- **Directions for this task**
Give only the number of lines in the data that contain the word "JSON".

- **Data in this exercise**
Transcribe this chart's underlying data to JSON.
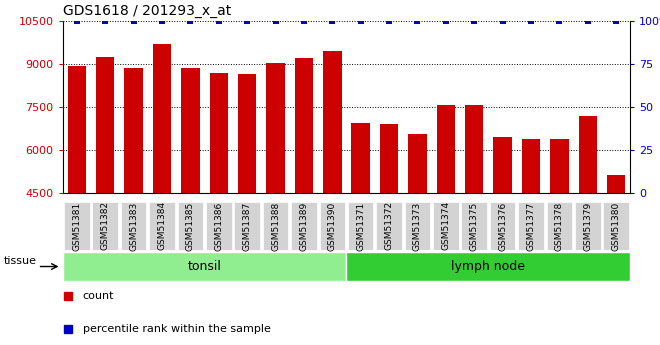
{
  "title": "GDS1618 / 201293_x_at",
  "samples": [
    "GSM51381",
    "GSM51382",
    "GSM51383",
    "GSM51384",
    "GSM51385",
    "GSM51386",
    "GSM51387",
    "GSM51388",
    "GSM51389",
    "GSM51390",
    "GSM51371",
    "GSM51372",
    "GSM51373",
    "GSM51374",
    "GSM51375",
    "GSM51376",
    "GSM51377",
    "GSM51378",
    "GSM51379",
    "GSM51380"
  ],
  "counts": [
    8940,
    9240,
    8870,
    9680,
    8870,
    8680,
    8630,
    9040,
    9190,
    9460,
    6950,
    6900,
    6560,
    7580,
    7560,
    6470,
    6390,
    6380,
    7180,
    5120
  ],
  "percentile": [
    100,
    100,
    100,
    100,
    100,
    100,
    100,
    100,
    100,
    100,
    100,
    100,
    100,
    100,
    100,
    100,
    100,
    100,
    100,
    100
  ],
  "bar_color": "#cc0000",
  "dot_color": "#0000cc",
  "ylim_left": [
    4500,
    10500
  ],
  "ylim_right": [
    0,
    100
  ],
  "yticks_left": [
    4500,
    6000,
    7500,
    9000,
    10500
  ],
  "yticks_right": [
    0,
    25,
    50,
    75,
    100
  ],
  "tissue_groups": [
    {
      "label": "tonsil",
      "start": 0,
      "end": 10,
      "color": "#90ee90"
    },
    {
      "label": "lymph node",
      "start": 10,
      "end": 20,
      "color": "#32cd32"
    }
  ],
  "tissue_label": "tissue",
  "legend_count_label": "count",
  "legend_pct_label": "percentile rank within the sample",
  "xticklabel_bg": "#d3d3d3"
}
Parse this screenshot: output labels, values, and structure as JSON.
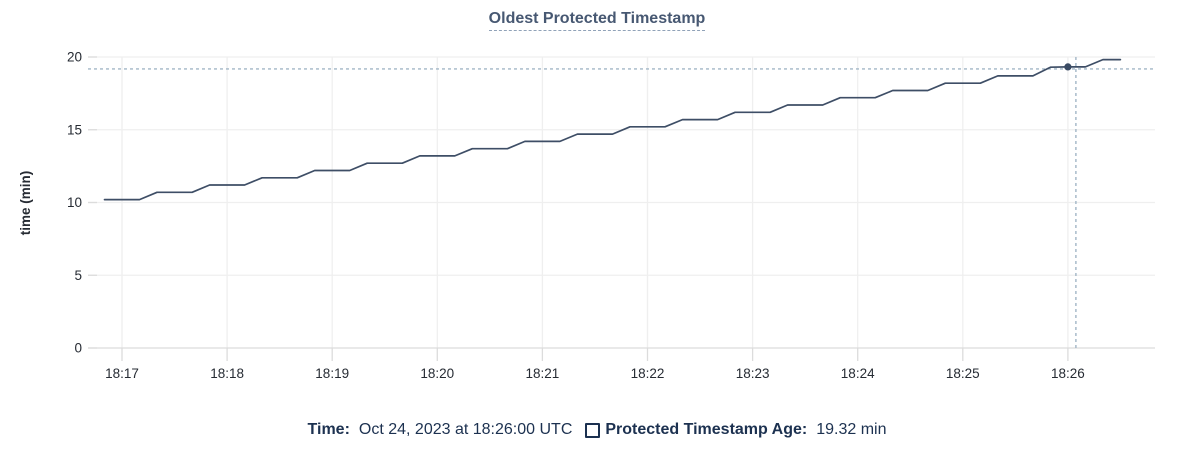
{
  "title": "Oldest Protected Timestamp",
  "colors": {
    "line": "#3e4e66",
    "dot": "#394a63",
    "crosshair": "#a2b6c6",
    "grid": "#efefef",
    "grid_edge": "#dcdcdc",
    "axis_text": "#262b33",
    "title_text": "#475872",
    "legend_text": "#1c3150"
  },
  "chart_data": {
    "type": "line",
    "title": "Oldest Protected Timestamp",
    "xlabel": "",
    "ylabel": "time (min)",
    "ylim": [
      0,
      20
    ],
    "y_ticks": [
      0,
      5,
      10,
      15,
      20
    ],
    "x_tick_labels": [
      "18:17",
      "18:18",
      "18:19",
      "18:20",
      "18:21",
      "18:22",
      "18:23",
      "18:24",
      "18:25",
      "18:26"
    ],
    "grid": true,
    "legend_position": "bottom",
    "series": [
      {
        "name": "Protected Timestamp Age",
        "unit": "min",
        "points": [
          [
            "18:16:50",
            10.2
          ],
          [
            "18:17:00",
            10.2
          ],
          [
            "18:17:10",
            10.2
          ],
          [
            "18:17:20",
            10.7
          ],
          [
            "18:17:30",
            10.7
          ],
          [
            "18:17:40",
            10.7
          ],
          [
            "18:17:50",
            11.2
          ],
          [
            "18:18:00",
            11.2
          ],
          [
            "18:18:10",
            11.2
          ],
          [
            "18:18:20",
            11.7
          ],
          [
            "18:18:30",
            11.7
          ],
          [
            "18:18:40",
            11.7
          ],
          [
            "18:18:50",
            12.2
          ],
          [
            "18:19:00",
            12.2
          ],
          [
            "18:19:10",
            12.2
          ],
          [
            "18:19:20",
            12.7
          ],
          [
            "18:19:30",
            12.7
          ],
          [
            "18:19:40",
            12.7
          ],
          [
            "18:19:50",
            13.2
          ],
          [
            "18:20:00",
            13.2
          ],
          [
            "18:20:10",
            13.2
          ],
          [
            "18:20:20",
            13.7
          ],
          [
            "18:20:30",
            13.7
          ],
          [
            "18:20:40",
            13.7
          ],
          [
            "18:20:50",
            14.2
          ],
          [
            "18:21:00",
            14.2
          ],
          [
            "18:21:10",
            14.2
          ],
          [
            "18:21:20",
            14.7
          ],
          [
            "18:21:30",
            14.7
          ],
          [
            "18:21:40",
            14.7
          ],
          [
            "18:21:50",
            15.2
          ],
          [
            "18:22:00",
            15.2
          ],
          [
            "18:22:10",
            15.2
          ],
          [
            "18:22:20",
            15.7
          ],
          [
            "18:22:30",
            15.7
          ],
          [
            "18:22:40",
            15.7
          ],
          [
            "18:22:50",
            16.2
          ],
          [
            "18:23:00",
            16.2
          ],
          [
            "18:23:10",
            16.2
          ],
          [
            "18:23:20",
            16.7
          ],
          [
            "18:23:30",
            16.7
          ],
          [
            "18:23:40",
            16.7
          ],
          [
            "18:23:50",
            17.2
          ],
          [
            "18:24:00",
            17.2
          ],
          [
            "18:24:10",
            17.2
          ],
          [
            "18:24:20",
            17.7
          ],
          [
            "18:24:30",
            17.7
          ],
          [
            "18:24:40",
            17.7
          ],
          [
            "18:24:50",
            18.2
          ],
          [
            "18:25:00",
            18.2
          ],
          [
            "18:25:10",
            18.2
          ],
          [
            "18:25:20",
            18.7
          ],
          [
            "18:25:30",
            18.7
          ],
          [
            "18:25:40",
            18.7
          ],
          [
            "18:25:50",
            19.3
          ],
          [
            "18:26:00",
            19.32
          ],
          [
            "18:26:10",
            19.32
          ],
          [
            "18:26:20",
            19.82
          ],
          [
            "18:26:30",
            19.82
          ]
        ]
      }
    ],
    "hover": {
      "time": "18:26:00",
      "value": 19.32
    }
  },
  "legend": {
    "time_label": "Time:",
    "time_value": "Oct 24, 2023 at 18:26:00 UTC",
    "series_label": "Protected Timestamp Age:",
    "series_value": "19.32 min"
  }
}
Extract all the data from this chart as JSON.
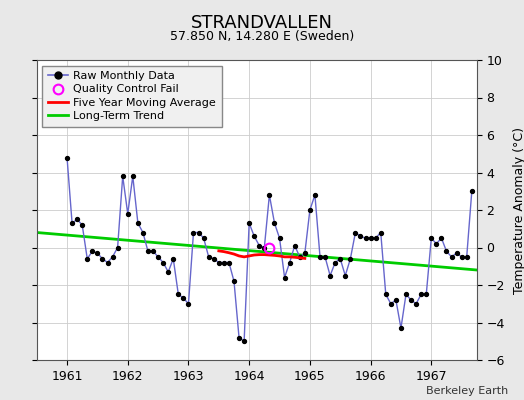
{
  "title": "STRANDVALLEN",
  "subtitle": "57.850 N, 14.280 E (Sweden)",
  "ylabel": "Temperature Anomaly (°C)",
  "credit": "Berkeley Earth",
  "xlim": [
    1960.5,
    1967.75
  ],
  "ylim": [
    -6,
    10
  ],
  "yticks": [
    -6,
    -4,
    -2,
    0,
    2,
    4,
    6,
    8,
    10
  ],
  "bg_color": "#e8e8e8",
  "plot_bg_color": "#ffffff",
  "raw_color": "#6666cc",
  "raw_marker_color": "#000000",
  "ma_color": "#ff0000",
  "trend_color": "#00cc00",
  "qc_color": "#ff00ff",
  "monthly_data": [
    [
      1961.0,
      4.8
    ],
    [
      1961.083,
      1.3
    ],
    [
      1961.167,
      1.5
    ],
    [
      1961.25,
      1.2
    ],
    [
      1961.333,
      -0.6
    ],
    [
      1961.417,
      -0.2
    ],
    [
      1961.5,
      -0.3
    ],
    [
      1961.583,
      -0.6
    ],
    [
      1961.667,
      -0.8
    ],
    [
      1961.75,
      -0.5
    ],
    [
      1961.833,
      0.0
    ],
    [
      1961.917,
      3.8
    ],
    [
      1962.0,
      1.8
    ],
    [
      1962.083,
      3.8
    ],
    [
      1962.167,
      1.3
    ],
    [
      1962.25,
      0.8
    ],
    [
      1962.333,
      -0.2
    ],
    [
      1962.417,
      -0.2
    ],
    [
      1962.5,
      -0.5
    ],
    [
      1962.583,
      -0.8
    ],
    [
      1962.667,
      -1.3
    ],
    [
      1962.75,
      -0.6
    ],
    [
      1962.833,
      -2.5
    ],
    [
      1962.917,
      -2.7
    ],
    [
      1963.0,
      -3.0
    ],
    [
      1963.083,
      0.8
    ],
    [
      1963.167,
      0.8
    ],
    [
      1963.25,
      0.5
    ],
    [
      1963.333,
      -0.5
    ],
    [
      1963.417,
      -0.6
    ],
    [
      1963.5,
      -0.8
    ],
    [
      1963.583,
      -0.8
    ],
    [
      1963.667,
      -0.8
    ],
    [
      1963.75,
      -1.8
    ],
    [
      1963.833,
      -4.8
    ],
    [
      1963.917,
      -5.0
    ],
    [
      1964.0,
      1.3
    ],
    [
      1964.083,
      0.6
    ],
    [
      1964.167,
      0.1
    ],
    [
      1964.25,
      0.0
    ],
    [
      1964.333,
      2.8
    ],
    [
      1964.417,
      1.3
    ],
    [
      1964.5,
      0.5
    ],
    [
      1964.583,
      -1.6
    ],
    [
      1964.667,
      -0.8
    ],
    [
      1964.75,
      0.1
    ],
    [
      1964.833,
      -0.5
    ],
    [
      1964.917,
      -0.3
    ],
    [
      1965.0,
      2.0
    ],
    [
      1965.083,
      2.8
    ],
    [
      1965.167,
      -0.5
    ],
    [
      1965.25,
      -0.5
    ],
    [
      1965.333,
      -1.5
    ],
    [
      1965.417,
      -0.8
    ],
    [
      1965.5,
      -0.6
    ],
    [
      1965.583,
      -1.5
    ],
    [
      1965.667,
      -0.6
    ],
    [
      1965.75,
      0.8
    ],
    [
      1965.833,
      0.6
    ],
    [
      1965.917,
      0.5
    ],
    [
      1966.0,
      0.5
    ],
    [
      1966.083,
      0.5
    ],
    [
      1966.167,
      0.8
    ],
    [
      1966.25,
      -2.5
    ],
    [
      1966.333,
      -3.0
    ],
    [
      1966.417,
      -2.8
    ],
    [
      1966.5,
      -4.3
    ],
    [
      1966.583,
      -2.5
    ],
    [
      1966.667,
      -2.8
    ],
    [
      1966.75,
      -3.0
    ],
    [
      1966.833,
      -2.5
    ],
    [
      1966.917,
      -2.5
    ],
    [
      1967.0,
      0.5
    ],
    [
      1967.083,
      0.2
    ],
    [
      1967.167,
      0.5
    ],
    [
      1967.25,
      -0.2
    ],
    [
      1967.333,
      -0.5
    ],
    [
      1967.417,
      -0.3
    ],
    [
      1967.5,
      -0.5
    ],
    [
      1967.583,
      -0.5
    ],
    [
      1967.667,
      3.0
    ]
  ],
  "moving_avg": [
    [
      1963.5,
      -0.18
    ],
    [
      1963.583,
      -0.22
    ],
    [
      1963.667,
      -0.28
    ],
    [
      1963.75,
      -0.35
    ],
    [
      1963.833,
      -0.45
    ],
    [
      1963.917,
      -0.5
    ],
    [
      1964.0,
      -0.45
    ],
    [
      1964.083,
      -0.4
    ],
    [
      1964.167,
      -0.38
    ],
    [
      1964.25,
      -0.38
    ],
    [
      1964.333,
      -0.4
    ],
    [
      1964.417,
      -0.42
    ],
    [
      1964.5,
      -0.45
    ],
    [
      1964.583,
      -0.5
    ],
    [
      1964.667,
      -0.5
    ],
    [
      1964.75,
      -0.52
    ],
    [
      1964.833,
      -0.55
    ],
    [
      1964.917,
      -0.58
    ]
  ],
  "trend_x": [
    1960.5,
    1967.75
  ],
  "trend_y": [
    0.8,
    -1.2
  ],
  "qc_points": [
    [
      1964.33,
      0.0
    ]
  ],
  "xticks": [
    1961,
    1962,
    1963,
    1964,
    1965,
    1966,
    1967
  ],
  "xticklabels": [
    "1961",
    "1962",
    "1963",
    "1964",
    "1965",
    "1966",
    "1967"
  ],
  "title_fontsize": 13,
  "subtitle_fontsize": 9,
  "tick_fontsize": 9,
  "legend_fontsize": 8,
  "credit_fontsize": 8
}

- **The output**
3